GIVEN TASK
Find each line with the word "clipboard" and copy it.

_____

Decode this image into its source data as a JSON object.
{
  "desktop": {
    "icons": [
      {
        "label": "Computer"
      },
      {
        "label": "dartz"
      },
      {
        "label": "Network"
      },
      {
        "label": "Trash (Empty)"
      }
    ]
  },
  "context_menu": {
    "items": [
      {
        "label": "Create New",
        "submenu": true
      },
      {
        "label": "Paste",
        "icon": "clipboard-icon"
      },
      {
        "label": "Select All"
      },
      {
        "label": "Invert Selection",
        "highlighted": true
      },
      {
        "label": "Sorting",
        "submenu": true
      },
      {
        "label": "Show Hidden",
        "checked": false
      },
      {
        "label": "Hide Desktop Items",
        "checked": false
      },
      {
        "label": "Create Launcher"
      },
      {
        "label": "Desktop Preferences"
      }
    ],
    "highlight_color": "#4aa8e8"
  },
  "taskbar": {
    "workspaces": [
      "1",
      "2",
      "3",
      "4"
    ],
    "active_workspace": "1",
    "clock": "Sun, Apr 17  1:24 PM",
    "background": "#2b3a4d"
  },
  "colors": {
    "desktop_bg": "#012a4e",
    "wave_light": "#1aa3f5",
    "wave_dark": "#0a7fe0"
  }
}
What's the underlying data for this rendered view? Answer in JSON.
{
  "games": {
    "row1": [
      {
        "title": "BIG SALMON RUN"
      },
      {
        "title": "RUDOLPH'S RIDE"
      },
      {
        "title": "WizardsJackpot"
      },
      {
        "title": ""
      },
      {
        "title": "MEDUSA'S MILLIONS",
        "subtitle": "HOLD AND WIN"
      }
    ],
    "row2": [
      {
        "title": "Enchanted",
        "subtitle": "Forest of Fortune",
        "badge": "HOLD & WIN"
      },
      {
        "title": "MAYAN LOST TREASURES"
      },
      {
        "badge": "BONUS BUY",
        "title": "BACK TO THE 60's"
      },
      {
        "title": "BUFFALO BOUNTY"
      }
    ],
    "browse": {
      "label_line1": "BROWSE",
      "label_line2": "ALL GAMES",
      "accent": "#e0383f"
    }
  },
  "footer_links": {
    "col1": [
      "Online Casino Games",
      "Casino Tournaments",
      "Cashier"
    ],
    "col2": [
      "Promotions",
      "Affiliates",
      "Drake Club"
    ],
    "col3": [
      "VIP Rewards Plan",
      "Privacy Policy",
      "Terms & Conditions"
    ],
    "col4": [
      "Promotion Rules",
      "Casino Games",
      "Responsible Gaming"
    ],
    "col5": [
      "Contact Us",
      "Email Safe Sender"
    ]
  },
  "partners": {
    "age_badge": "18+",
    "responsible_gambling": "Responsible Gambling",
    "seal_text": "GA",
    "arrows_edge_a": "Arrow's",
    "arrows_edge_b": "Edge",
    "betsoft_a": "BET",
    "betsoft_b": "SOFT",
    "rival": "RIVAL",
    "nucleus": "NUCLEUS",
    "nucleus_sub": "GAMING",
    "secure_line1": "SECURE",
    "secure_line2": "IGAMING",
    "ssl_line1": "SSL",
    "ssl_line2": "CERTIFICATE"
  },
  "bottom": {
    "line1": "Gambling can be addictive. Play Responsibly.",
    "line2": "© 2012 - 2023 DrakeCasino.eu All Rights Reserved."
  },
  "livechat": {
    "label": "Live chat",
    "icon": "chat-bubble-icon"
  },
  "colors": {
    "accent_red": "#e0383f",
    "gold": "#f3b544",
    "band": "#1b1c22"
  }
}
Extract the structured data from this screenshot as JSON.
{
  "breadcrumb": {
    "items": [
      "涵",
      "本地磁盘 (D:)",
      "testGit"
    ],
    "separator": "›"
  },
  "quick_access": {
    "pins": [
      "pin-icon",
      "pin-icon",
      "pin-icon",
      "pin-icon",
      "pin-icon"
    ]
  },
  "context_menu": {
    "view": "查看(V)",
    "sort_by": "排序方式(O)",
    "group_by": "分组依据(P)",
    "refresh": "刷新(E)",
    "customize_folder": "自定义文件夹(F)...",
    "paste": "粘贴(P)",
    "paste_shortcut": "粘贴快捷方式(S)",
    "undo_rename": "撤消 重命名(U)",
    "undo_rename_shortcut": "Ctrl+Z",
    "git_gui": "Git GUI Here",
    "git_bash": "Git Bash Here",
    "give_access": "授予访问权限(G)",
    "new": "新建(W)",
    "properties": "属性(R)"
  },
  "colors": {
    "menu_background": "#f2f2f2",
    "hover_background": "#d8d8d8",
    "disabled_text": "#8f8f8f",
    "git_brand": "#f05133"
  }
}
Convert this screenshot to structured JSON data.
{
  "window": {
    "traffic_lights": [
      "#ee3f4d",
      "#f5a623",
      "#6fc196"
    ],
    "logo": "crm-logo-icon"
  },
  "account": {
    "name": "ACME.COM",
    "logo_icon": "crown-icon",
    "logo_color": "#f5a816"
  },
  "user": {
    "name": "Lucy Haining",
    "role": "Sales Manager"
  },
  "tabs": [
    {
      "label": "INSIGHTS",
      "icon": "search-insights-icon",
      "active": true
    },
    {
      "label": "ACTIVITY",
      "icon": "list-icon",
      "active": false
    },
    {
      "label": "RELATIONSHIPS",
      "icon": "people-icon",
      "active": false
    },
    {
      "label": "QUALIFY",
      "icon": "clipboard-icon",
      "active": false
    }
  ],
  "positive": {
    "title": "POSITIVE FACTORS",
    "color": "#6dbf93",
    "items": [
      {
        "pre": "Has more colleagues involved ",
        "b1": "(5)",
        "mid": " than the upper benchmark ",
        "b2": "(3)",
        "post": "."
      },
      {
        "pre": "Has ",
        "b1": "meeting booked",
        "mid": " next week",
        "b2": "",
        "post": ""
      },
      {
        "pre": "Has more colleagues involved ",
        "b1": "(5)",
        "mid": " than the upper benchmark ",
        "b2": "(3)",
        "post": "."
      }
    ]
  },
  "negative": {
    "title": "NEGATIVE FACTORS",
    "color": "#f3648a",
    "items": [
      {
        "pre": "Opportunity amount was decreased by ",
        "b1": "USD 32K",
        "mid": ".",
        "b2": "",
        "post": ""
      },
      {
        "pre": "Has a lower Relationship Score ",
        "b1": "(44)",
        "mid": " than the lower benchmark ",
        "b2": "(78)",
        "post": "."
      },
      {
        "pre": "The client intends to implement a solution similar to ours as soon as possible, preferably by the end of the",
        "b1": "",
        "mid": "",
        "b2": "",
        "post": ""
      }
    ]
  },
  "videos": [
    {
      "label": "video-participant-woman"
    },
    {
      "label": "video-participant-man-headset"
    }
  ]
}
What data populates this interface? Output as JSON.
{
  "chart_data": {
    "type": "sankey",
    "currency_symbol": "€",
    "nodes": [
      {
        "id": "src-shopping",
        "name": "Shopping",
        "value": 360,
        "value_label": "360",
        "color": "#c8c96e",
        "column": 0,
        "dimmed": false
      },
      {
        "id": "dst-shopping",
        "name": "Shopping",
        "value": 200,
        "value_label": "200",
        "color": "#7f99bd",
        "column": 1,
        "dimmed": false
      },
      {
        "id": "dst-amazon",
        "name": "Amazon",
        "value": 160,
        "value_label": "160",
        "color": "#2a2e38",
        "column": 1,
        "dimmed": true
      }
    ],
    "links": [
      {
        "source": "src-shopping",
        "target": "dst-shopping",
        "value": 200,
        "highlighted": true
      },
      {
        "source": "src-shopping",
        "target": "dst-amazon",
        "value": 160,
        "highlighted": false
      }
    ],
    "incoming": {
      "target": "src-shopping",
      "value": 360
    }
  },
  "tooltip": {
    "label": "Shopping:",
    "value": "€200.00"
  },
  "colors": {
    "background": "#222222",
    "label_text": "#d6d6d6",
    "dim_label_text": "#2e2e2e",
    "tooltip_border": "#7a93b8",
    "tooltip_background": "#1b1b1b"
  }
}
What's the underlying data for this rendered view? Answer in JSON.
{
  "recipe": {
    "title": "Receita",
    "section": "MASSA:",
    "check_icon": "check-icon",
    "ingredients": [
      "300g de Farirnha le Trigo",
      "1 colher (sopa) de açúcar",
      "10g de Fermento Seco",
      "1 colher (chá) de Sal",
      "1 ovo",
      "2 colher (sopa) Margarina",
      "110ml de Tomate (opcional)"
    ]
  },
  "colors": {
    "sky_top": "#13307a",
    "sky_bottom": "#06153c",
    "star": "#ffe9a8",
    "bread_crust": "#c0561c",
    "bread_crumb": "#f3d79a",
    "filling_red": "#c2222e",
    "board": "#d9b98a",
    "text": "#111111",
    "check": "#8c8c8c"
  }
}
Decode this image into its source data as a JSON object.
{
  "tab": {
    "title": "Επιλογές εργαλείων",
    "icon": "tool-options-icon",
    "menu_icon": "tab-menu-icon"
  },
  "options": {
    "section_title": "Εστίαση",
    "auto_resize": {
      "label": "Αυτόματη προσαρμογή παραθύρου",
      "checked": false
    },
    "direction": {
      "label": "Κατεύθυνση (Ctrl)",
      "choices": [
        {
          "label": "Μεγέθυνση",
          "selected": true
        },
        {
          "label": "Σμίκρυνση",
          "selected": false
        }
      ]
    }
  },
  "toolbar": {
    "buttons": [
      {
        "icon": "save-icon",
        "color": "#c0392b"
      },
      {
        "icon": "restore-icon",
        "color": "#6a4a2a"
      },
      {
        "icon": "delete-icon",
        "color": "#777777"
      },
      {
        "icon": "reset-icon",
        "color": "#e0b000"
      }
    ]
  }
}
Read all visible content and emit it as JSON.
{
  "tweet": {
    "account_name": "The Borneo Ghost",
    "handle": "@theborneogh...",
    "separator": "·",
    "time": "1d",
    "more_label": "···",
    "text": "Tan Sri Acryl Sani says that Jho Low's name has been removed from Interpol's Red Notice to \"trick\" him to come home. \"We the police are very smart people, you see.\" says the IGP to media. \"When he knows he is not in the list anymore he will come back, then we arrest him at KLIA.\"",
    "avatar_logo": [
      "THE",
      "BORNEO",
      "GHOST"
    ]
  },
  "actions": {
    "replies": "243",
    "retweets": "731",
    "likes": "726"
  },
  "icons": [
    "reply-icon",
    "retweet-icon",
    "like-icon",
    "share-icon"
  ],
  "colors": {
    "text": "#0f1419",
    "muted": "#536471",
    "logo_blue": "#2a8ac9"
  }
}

_____

FINAL RESULT
        "icon": "clipboard-icon"
      "icon": "clipboard-icon",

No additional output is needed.